TO DO -
Restate the listing below word for word, omitting any images.
[start]
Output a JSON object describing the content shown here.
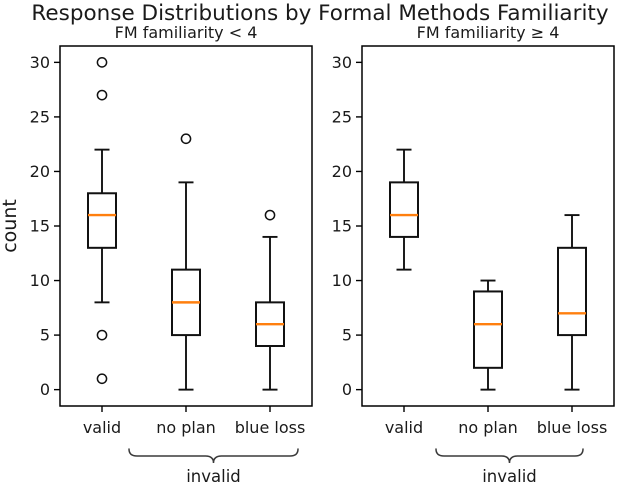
{
  "figure_title": "Response Distributions by Formal Methods Familiarity",
  "colors": {
    "line": "#111111",
    "median": "#ff7f0e",
    "frame": "#000000",
    "brace": "#3a3a3a",
    "background": "#ffffff",
    "text": "#1a1a1a"
  },
  "chart_data": [
    {
      "type": "boxplot",
      "title": "FM familiarity < 4",
      "ylabel": "count",
      "categories": [
        "valid",
        "no plan",
        "blue loss"
      ],
      "yticks": [
        0,
        5,
        10,
        15,
        20,
        25,
        30
      ],
      "ylim": [
        -1.5,
        31.5
      ],
      "grid": false,
      "series": [
        {
          "category": "valid",
          "whisker_low": 8,
          "q1": 13,
          "median": 16,
          "q3": 18,
          "whisker_high": 22,
          "outliers": [
            1,
            5,
            27,
            30
          ]
        },
        {
          "category": "no plan",
          "whisker_low": 0,
          "q1": 5,
          "median": 8,
          "q3": 11,
          "whisker_high": 19,
          "outliers": [
            23
          ]
        },
        {
          "category": "blue loss",
          "whisker_low": 0,
          "q1": 4,
          "median": 6,
          "q3": 8,
          "whisker_high": 14,
          "outliers": [
            16
          ]
        }
      ],
      "group_annotation": {
        "label": "invalid",
        "categories": [
          "no plan",
          "blue loss"
        ]
      }
    },
    {
      "type": "boxplot",
      "title": "FM familiarity ≥ 4",
      "ylabel": "",
      "categories": [
        "valid",
        "no plan",
        "blue loss"
      ],
      "yticks": [
        0,
        5,
        10,
        15,
        20,
        25,
        30
      ],
      "ylim": [
        -1.5,
        31.5
      ],
      "grid": false,
      "series": [
        {
          "category": "valid",
          "whisker_low": 11,
          "q1": 14,
          "median": 16,
          "q3": 19,
          "whisker_high": 22,
          "outliers": []
        },
        {
          "category": "no plan",
          "whisker_low": 0,
          "q1": 2,
          "median": 6,
          "q3": 9,
          "whisker_high": 10,
          "outliers": []
        },
        {
          "category": "blue loss",
          "whisker_low": 0,
          "q1": 5,
          "median": 7,
          "q3": 13,
          "whisker_high": 16,
          "outliers": []
        }
      ],
      "group_annotation": {
        "label": "invalid",
        "categories": [
          "no plan",
          "blue loss"
        ]
      }
    }
  ]
}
[end]
SOLUTION FOR THIS TASK -
Output a JSON object describing the content shown here.
{
  "figure_title": "Response Distributions by Formal Methods Familiarity",
  "colors": {
    "line": "#111111",
    "median": "#ff7f0e",
    "frame": "#000000",
    "brace": "#3a3a3a",
    "background": "#ffffff",
    "text": "#1a1a1a"
  },
  "chart_data": [
    {
      "type": "boxplot",
      "title": "FM familiarity < 4",
      "ylabel": "count",
      "categories": [
        "valid",
        "no plan",
        "blue loss"
      ],
      "yticks": [
        0,
        5,
        10,
        15,
        20,
        25,
        30
      ],
      "ylim": [
        -1.5,
        31.5
      ],
      "grid": false,
      "series": [
        {
          "category": "valid",
          "whisker_low": 8,
          "q1": 13,
          "median": 16,
          "q3": 18,
          "whisker_high": 22,
          "outliers": [
            1,
            5,
            27,
            30
          ]
        },
        {
          "category": "no plan",
          "whisker_low": 0,
          "q1": 5,
          "median": 8,
          "q3": 11,
          "whisker_high": 19,
          "outliers": [
            23
          ]
        },
        {
          "category": "blue loss",
          "whisker_low": 0,
          "q1": 4,
          "median": 6,
          "q3": 8,
          "whisker_high": 14,
          "outliers": [
            16
          ]
        }
      ],
      "group_annotation": {
        "label": "invalid",
        "categories": [
          "no plan",
          "blue loss"
        ]
      }
    },
    {
      "type": "boxplot",
      "title": "FM familiarity ≥ 4",
      "ylabel": "",
      "categories": [
        "valid",
        "no plan",
        "blue loss"
      ],
      "yticks": [
        0,
        5,
        10,
        15,
        20,
        25,
        30
      ],
      "ylim": [
        -1.5,
        31.5
      ],
      "grid": false,
      "series": [
        {
          "category": "valid",
          "whisker_low": 11,
          "q1": 14,
          "median": 16,
          "q3": 19,
          "whisker_high": 22,
          "outliers": []
        },
        {
          "category": "no plan",
          "whisker_low": 0,
          "q1": 2,
          "median": 6,
          "q3": 9,
          "whisker_high": 10,
          "outliers": []
        },
        {
          "category": "blue loss",
          "whisker_low": 0,
          "q1": 5,
          "median": 7,
          "q3": 13,
          "whisker_high": 16,
          "outliers": []
        }
      ],
      "group_annotation": {
        "label": "invalid",
        "categories": [
          "no plan",
          "blue loss"
        ]
      }
    }
  ]
}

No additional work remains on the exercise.